» **Texto para leitura**
Nascida em uma comunidade da zona sul de Belo Horizonte, ela vem
de uma família muito pobre, com nove irmãos e sua mãe. Quando jovem ela
precisou conciliar os estudos trabalhando como empregada doméstica, até
concluir o curso normal, em 1971, já aos 25 anos. Mudou-se então para o Rio de
Janeiro, onde passou num concurso público para o magistério, estudando mais
tarde Letras na UFRJ.
“O grande compromisso da minha mãe era que todos nós
terminássemos o primário. A gente não tinha luz elétrica, então às vezes ler à
noite significava muitos gastos nesta realidade. A busca pela leitura em si foi
uma busca muito minha’, relembra a autora.
Suas obras abordam temas como a discriminação racial, de gênero
e de classe. Seu primeiro romance, “Ponciá Vicêncio”, é fruto de uma pesquisa
acadêmica produzida em 2007. A obra foi traduzida para o inglês e
publicada nos Estados Unidos, também em 2007. Atualmente leciona na UFMG como
professora visitante.

[Linhas de um conjunto de dados]
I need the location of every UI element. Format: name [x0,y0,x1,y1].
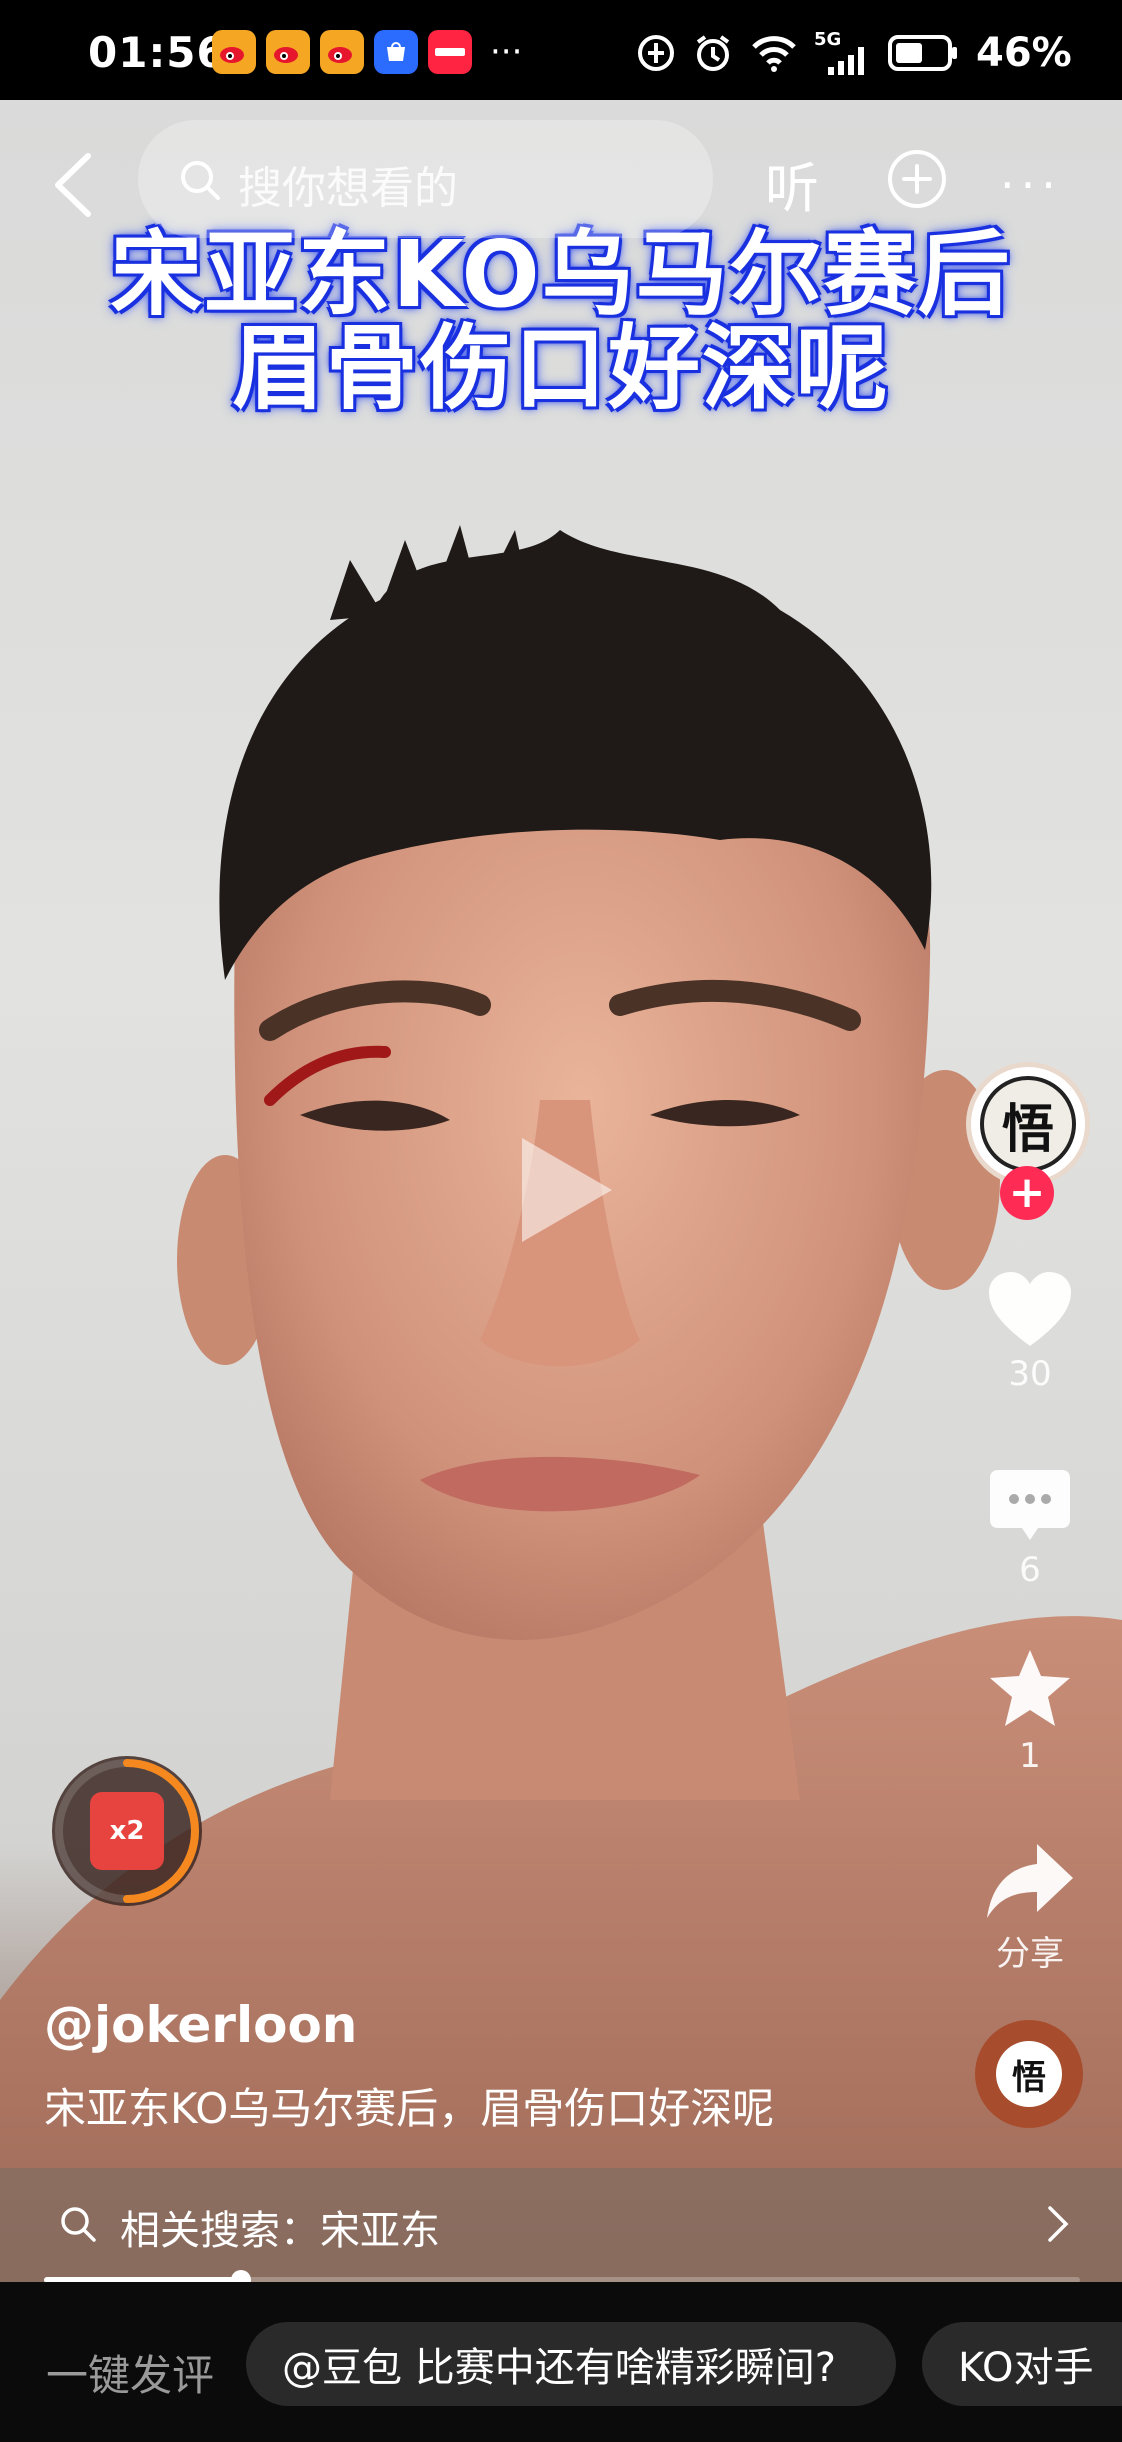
search-icon [181,161,220,200]
play-icon[interactable] [512,1130,622,1250]
related-search-bar[interactable]: 相关搜索：宋亚东 [0,2168,1122,2282]
like-button[interactable]: 30 [960,1270,1100,1394]
star-icon [990,1650,1070,1726]
comment-icon [990,1470,1070,1540]
add-circle-icon[interactable] [886,148,948,210]
heart-icon [989,1272,1071,1346]
weibo-icon [320,30,364,74]
xiaohongshu-icon [428,30,472,74]
app-market-icon [374,30,418,74]
redpacket-envelope-icon: x2 [90,1792,164,1870]
more-options-button[interactable]: ··· [1000,158,1062,212]
quick-comment-button[interactable]: 一键发评 [46,2342,214,2403]
comment-count: 6 [1019,1550,1041,1590]
suggestion-chip-label: @豆包 比赛中还有啥精彩瞬间? [282,2345,836,2391]
related-search-text: 相关搜索：宋亚东 [120,2208,440,2254]
search-box[interactable]: 搜你想看的 [138,120,713,238]
share-button[interactable]: 分享 [960,1840,1100,1975]
system-icons: 5G 46% [636,29,1072,76]
back-arrow-icon[interactable] [50,150,94,220]
redpacket-widget[interactable]: x2 [52,1756,202,1906]
search-icon [61,2207,96,2242]
alarm-icon [696,35,730,71]
listen-button[interactable]: 听 [765,144,819,223]
cellular-signal-icon: 5G [814,29,872,75]
video-player[interactable]: 宋亚东KO乌马尔赛后 眉骨伤口好深呢 [0,100,1122,2282]
suggestion-chip[interactable]: @豆包 比赛中还有啥精彩瞬间? [246,2322,896,2406]
battery-percent: 46% [976,30,1072,76]
favorite-button[interactable]: 1 [960,1646,1100,1776]
bottom-comment-bar: 一键发评 @豆包 比赛中还有啥精彩瞬间? KO对手 [0,2282,1122,2442]
weibo-icon [212,30,256,74]
suggestion-chip-label: KO对手 [958,2345,1094,2391]
chevron-right-icon [1048,2206,1069,2242]
favorite-count: 1 [1019,1736,1041,1776]
data-saver-icon [638,35,674,71]
suggestion-chip[interactable]: KO对手 [922,2322,1122,2406]
search-placeholder: 搜你想看的 [238,163,458,214]
weibo-icon [266,30,310,74]
top-navigation: 搜你想看的 听 ··· [0,100,1122,260]
battery-icon [888,35,957,71]
video-caption-line2: 眉骨伤口好深呢 [231,315,890,422]
status-bar: 01:56 ··· 5G 46% [0,0,1122,100]
music-disc[interactable]: 悟 [975,2020,1083,2128]
music-disc-glyph: 悟 [996,2041,1062,2107]
like-count: 30 [1008,1354,1052,1394]
more-notifications-icon: ··· [490,32,523,72]
comment-button[interactable]: 6 [960,1466,1100,1590]
video-description: 宋亚东KO乌马尔赛后，眉骨伤口好深呢 [44,2084,775,2133]
wifi-icon [752,36,796,72]
status-time: 01:56 [88,28,227,77]
author-username[interactable]: @jokerloon [44,1996,357,2054]
share-label: 分享 [996,1934,1064,1974]
notification-app-icons: ··· [212,30,522,74]
avatar-glyph: 悟 [980,1076,1076,1172]
follow-button[interactable]: + [1000,1166,1054,1220]
redpacket-multiplier: x2 [109,1816,145,1846]
share-arrow-icon [987,1844,1073,1918]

» **Tarefas a realizar**
1 > Transcreva o trecho do texto sobre a trajetória da autora que se inicia nas palavras "Suas obras abordam" e se encerra após as palavras "professora visitante.".
2 > Segundo o texto sobre a trajetória da autora, em que ano ela concluiu o curso normal?

» **Respostas dos exercícios**
1 >
Suas obras abordam temas como a discriminação racial, de gênero
e de classe. Seu primeiro romance, “Ponciá Vicêncio”, é fruto de uma pesquisa
acadêmica produzida em 2007. A obra foi traduzida para o inglês e
publicada nos Estados Unidos, também em 2007. Atualmente leciona na UFMG como
professora visitante.

2 > Em 1971.